--- Aufgabe ---
Nimm den Text über den Trachtenverein in Postbauer-Heng weiter unten wieder auf und schreib ihn nach seinem letzten Satz fort.

--- Extrahierter Text ---

= = = =

Kein einfaches Unterfangen, denn Postbauer-Heng liegt unmittelbar an der Bezirksgrenze. Und damit nicht erst in Zeiten der Metropolregion Nürnberg mit ihren Pendlerströmen mitten im Herzen einer „Völkerwanderung“ zwischen der Oberpfalz und Mittelfranken. Da fließen nicht nur die Sprachgrenzen, sondern auch Brauchtum und Kleidung ineinander über. Wegen der Nähe zu Mittelfranken organisierte sich der frischgebackene Verein nicht im oberpfälzer Verband in Regensburg, sondern bei den fränkischen Nachbarn. Deshalb haben die mittelfränkischen Trachtler im prächtigen Bildband „Trachtenvereine in Mittelfranken“, der alle 44 Vereine des Bezirks umfasst, nicht nur die „Oberpfälzer“, wie man sie stets liebevoll gerufen hat, aufgenommen, sondern in der Übersichtskarte gleich den ganzen Markt Postbauer-Heng ins mittelfränkische Trachtenreich eingemeindet.

1995 gab’s schmucke Gewänder

Der damalige Bezirksheimatpfleger Adolf Eichenseer in Regensburg hat beim Forschen geholfen und die Schneiderein, Frau Tahedl aus Regensburg, hat dann mit Zuschüssen von Freistaat und Bezirk und besonderer Förderung durch die Gemeinde die Kostüme der Frauen gefertigt, so dass ab 1995 der neue Verein in schmucken und historisch passenden Gewändern auftreten konnte – besonders die zahlreichen Kinder und Jugendlichen. Die Lederhosen der Männer und ihre Jacken, die im gleichen Blau erstrahlen wie das Wappen von Postbauer-Heng, hat der Schneider und Posthalter von Loderbach fabriziert.

= = = =

--- Die Daten ---
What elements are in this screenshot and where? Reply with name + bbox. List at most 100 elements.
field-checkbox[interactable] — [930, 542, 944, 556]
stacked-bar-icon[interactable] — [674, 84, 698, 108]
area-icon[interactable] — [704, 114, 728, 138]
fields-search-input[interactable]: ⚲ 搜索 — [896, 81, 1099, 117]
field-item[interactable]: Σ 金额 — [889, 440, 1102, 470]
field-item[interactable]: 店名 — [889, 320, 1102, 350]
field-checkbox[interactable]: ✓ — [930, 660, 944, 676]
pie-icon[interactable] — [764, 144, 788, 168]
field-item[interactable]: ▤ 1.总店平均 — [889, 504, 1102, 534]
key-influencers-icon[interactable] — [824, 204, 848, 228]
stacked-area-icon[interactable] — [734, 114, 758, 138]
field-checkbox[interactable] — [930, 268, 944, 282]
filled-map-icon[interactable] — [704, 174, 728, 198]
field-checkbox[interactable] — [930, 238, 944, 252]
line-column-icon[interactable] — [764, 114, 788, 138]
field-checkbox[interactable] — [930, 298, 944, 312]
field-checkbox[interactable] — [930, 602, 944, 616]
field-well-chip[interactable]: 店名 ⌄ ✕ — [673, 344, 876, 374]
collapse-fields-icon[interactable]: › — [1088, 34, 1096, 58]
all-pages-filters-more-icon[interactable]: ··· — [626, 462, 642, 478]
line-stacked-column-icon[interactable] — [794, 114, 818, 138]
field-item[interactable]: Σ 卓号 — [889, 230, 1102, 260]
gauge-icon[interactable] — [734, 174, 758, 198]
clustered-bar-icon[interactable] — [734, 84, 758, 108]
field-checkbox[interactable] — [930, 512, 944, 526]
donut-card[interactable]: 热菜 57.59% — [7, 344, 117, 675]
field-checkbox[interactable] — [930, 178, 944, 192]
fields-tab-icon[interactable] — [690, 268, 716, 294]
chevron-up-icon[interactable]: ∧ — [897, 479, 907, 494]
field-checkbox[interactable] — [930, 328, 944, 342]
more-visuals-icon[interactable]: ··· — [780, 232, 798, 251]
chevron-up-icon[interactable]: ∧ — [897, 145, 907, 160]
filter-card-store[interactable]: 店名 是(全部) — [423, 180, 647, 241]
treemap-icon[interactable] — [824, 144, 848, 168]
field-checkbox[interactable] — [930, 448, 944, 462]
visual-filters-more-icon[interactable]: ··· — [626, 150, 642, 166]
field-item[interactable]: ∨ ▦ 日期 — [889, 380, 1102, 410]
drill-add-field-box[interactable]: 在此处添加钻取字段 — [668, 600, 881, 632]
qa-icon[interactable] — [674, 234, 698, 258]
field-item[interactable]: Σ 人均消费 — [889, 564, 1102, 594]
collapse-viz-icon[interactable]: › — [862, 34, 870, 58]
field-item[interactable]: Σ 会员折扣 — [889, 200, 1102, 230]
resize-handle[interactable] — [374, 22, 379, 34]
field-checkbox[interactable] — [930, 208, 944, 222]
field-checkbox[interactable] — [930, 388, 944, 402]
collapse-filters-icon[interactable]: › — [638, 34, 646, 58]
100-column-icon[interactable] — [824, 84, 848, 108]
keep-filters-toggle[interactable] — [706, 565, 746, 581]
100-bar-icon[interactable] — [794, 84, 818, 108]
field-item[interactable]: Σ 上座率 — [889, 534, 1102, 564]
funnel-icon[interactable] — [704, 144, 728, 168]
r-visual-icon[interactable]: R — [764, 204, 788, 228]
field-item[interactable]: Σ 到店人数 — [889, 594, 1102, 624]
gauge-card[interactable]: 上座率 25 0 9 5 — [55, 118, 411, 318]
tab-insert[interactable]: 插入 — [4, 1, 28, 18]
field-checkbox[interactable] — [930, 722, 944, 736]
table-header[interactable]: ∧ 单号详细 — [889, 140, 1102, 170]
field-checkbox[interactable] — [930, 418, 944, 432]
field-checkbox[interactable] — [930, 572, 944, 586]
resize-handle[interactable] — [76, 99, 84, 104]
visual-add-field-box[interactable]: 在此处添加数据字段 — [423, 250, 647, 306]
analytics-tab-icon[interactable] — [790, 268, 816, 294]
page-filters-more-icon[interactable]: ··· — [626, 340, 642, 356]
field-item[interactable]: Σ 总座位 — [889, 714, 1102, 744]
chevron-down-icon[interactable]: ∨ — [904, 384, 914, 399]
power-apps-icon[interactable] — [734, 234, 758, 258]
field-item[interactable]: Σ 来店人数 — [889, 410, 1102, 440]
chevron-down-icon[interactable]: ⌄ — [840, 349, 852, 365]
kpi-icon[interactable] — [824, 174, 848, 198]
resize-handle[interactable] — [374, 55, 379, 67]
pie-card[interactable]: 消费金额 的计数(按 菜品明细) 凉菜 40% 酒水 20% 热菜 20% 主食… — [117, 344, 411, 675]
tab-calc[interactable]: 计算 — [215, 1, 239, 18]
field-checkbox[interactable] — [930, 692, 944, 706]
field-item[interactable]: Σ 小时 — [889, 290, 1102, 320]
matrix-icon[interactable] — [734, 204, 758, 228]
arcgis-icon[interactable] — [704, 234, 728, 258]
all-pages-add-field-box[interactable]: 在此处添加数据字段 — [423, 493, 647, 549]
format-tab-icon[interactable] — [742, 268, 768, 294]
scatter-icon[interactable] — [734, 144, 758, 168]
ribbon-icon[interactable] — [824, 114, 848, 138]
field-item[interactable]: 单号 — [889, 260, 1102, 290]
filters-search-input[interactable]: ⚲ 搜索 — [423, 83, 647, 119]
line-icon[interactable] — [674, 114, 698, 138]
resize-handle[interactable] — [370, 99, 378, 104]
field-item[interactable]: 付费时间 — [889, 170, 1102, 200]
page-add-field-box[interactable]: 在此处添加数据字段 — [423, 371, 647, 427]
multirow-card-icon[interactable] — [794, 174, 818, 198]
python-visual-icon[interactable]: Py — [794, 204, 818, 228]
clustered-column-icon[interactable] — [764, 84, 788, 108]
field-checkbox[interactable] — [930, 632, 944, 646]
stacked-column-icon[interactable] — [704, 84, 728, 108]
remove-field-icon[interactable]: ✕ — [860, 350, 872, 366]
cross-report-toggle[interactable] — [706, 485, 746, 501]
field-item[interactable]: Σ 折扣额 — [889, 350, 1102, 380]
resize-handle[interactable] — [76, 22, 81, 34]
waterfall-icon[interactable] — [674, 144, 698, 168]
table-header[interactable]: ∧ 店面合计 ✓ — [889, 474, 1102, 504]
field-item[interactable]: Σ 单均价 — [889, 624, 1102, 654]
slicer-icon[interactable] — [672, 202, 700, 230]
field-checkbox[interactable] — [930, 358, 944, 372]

= = = =

--- Ergebnis ---
Als Lydia Sperber im Jahr 1991 dem Verein beitrat – ihr Mann war schon seit 1986 dabei, kümmerte sie sich besonders um die Nachwuchsarbeit. Gelernt hat sie eigentlich Buchführung und Lohnabrechnung, aber im Verein gab sie Musikunterricht, lange bevor es in der Gemeinde die heutige Musikschule gab. Und sie sorgte mit vielen Events dafür, dass die Jugendlichen des Ortes sich gerne und zahlreich im Heimat- und Trachtenverein engagierten. „Alle vierzehn Tage haben wir in unserem Hobbyraum im Finkenweg geübt“, erinnert sie sich und nach jeder Übung gab’s Leckereien für die Kinder. Auch der Franke und technische Betriebsleiter bei Pfleiderer, Wolfram Krebs, kam vor 25 Jahren mit seiner selbstgebauten Drehleier, der Leidenschaft für sein Alphorn, den böhmischen Dudelsack und vielen musikalischen Talenten zum Verein, weil seine Kinder schon begeistert dabei waren.

Viele Jahre waren die Advents- und Weihnachtsfeiern der örtlichen Vereine ohne Auftritte der jungen Leute in ihrer schmucken Tracht nicht denkbar und oft waren sie parallel in mehreren Gruppen zeitgleich in Veranstaltungen unterwegs. Nicht nur die Kinder, sondern auch die Erwachsenenmusik mit Klarinette, Bassgeige und Quetschn waren begehrt und beliebt. Und bis zum Ausbruch der Pandemie waren die eigenen Feiern beim „Stiegler“ in Heng Kult. In der Hochzeit des Vereins waren 20 Kinder aktiv.

Gibt es noch Gläubiger?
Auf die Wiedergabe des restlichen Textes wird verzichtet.